*YOUR GOAL*:
Count how many lines contain the word "ffffff". Respond with the number alone.
· · · ·
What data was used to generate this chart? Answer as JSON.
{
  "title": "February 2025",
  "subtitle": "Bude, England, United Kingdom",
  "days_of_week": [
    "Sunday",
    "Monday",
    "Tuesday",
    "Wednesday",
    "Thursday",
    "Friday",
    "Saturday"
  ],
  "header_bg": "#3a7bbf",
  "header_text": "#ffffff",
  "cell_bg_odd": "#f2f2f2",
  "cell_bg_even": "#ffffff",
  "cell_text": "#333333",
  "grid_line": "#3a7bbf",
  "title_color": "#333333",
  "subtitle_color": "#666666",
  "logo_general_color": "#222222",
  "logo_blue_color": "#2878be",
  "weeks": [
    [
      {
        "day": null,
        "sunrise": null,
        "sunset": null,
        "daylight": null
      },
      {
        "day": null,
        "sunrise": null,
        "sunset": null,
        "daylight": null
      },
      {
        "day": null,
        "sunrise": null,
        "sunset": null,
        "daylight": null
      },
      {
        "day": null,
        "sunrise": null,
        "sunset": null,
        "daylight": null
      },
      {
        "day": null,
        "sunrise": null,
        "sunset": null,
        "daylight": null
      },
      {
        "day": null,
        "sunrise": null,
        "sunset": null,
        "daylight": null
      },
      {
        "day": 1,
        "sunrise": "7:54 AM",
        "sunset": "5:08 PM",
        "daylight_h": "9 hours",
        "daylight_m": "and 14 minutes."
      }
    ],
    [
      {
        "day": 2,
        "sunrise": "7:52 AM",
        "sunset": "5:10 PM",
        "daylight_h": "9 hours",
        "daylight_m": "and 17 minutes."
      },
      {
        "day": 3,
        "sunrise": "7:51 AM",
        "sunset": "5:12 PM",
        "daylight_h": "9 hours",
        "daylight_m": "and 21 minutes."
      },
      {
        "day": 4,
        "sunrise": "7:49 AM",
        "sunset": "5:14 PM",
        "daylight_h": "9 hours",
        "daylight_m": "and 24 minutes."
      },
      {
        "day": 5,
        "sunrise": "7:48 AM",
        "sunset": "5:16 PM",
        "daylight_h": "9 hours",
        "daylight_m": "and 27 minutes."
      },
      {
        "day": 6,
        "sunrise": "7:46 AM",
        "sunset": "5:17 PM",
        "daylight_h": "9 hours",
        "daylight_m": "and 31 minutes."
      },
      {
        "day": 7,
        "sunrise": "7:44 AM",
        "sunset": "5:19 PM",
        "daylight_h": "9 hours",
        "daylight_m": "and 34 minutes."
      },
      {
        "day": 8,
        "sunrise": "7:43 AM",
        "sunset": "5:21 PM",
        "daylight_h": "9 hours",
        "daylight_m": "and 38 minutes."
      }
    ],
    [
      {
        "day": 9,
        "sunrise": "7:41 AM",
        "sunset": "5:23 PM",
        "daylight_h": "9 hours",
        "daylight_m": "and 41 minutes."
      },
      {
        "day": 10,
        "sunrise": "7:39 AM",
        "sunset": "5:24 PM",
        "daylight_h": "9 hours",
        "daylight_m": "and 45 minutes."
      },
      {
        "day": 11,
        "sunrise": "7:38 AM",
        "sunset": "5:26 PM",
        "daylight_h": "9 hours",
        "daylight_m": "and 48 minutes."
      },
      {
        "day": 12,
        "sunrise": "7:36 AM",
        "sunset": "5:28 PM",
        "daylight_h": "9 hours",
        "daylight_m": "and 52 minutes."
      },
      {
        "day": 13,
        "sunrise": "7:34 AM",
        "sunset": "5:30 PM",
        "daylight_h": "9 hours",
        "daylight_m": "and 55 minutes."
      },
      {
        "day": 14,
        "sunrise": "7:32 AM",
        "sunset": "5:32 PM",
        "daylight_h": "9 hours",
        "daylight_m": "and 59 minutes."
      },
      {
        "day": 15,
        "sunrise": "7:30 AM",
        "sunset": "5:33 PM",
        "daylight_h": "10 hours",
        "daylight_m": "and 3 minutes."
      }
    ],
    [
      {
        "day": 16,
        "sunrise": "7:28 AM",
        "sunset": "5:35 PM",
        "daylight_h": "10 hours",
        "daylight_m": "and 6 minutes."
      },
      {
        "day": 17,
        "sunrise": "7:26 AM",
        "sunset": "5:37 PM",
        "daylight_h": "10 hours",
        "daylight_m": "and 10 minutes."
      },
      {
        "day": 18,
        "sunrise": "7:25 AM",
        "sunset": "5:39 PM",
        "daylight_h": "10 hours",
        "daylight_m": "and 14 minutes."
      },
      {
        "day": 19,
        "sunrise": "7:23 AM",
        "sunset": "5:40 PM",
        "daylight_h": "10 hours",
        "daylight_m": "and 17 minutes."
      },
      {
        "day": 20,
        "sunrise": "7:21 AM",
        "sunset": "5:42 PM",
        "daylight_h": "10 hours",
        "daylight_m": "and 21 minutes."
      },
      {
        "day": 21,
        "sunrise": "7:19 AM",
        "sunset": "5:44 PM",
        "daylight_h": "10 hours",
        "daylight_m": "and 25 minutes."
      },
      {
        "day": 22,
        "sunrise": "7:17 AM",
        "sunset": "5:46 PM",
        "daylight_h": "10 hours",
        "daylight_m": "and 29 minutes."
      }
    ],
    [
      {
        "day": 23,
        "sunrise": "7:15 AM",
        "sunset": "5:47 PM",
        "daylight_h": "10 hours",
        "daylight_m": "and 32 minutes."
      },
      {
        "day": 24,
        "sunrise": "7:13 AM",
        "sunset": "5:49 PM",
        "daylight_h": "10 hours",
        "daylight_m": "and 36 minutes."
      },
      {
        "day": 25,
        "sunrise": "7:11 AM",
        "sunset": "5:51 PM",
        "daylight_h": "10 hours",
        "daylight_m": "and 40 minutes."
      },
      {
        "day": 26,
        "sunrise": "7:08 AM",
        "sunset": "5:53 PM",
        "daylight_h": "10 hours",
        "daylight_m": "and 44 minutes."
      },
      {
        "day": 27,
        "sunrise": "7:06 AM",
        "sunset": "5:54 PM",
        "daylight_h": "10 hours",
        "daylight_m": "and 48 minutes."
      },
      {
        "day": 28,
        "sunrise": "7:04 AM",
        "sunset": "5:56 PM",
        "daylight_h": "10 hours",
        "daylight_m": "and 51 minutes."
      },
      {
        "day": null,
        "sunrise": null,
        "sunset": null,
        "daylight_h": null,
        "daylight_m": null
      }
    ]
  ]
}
· · · ·
*WRITTEN SOLUTION*:
2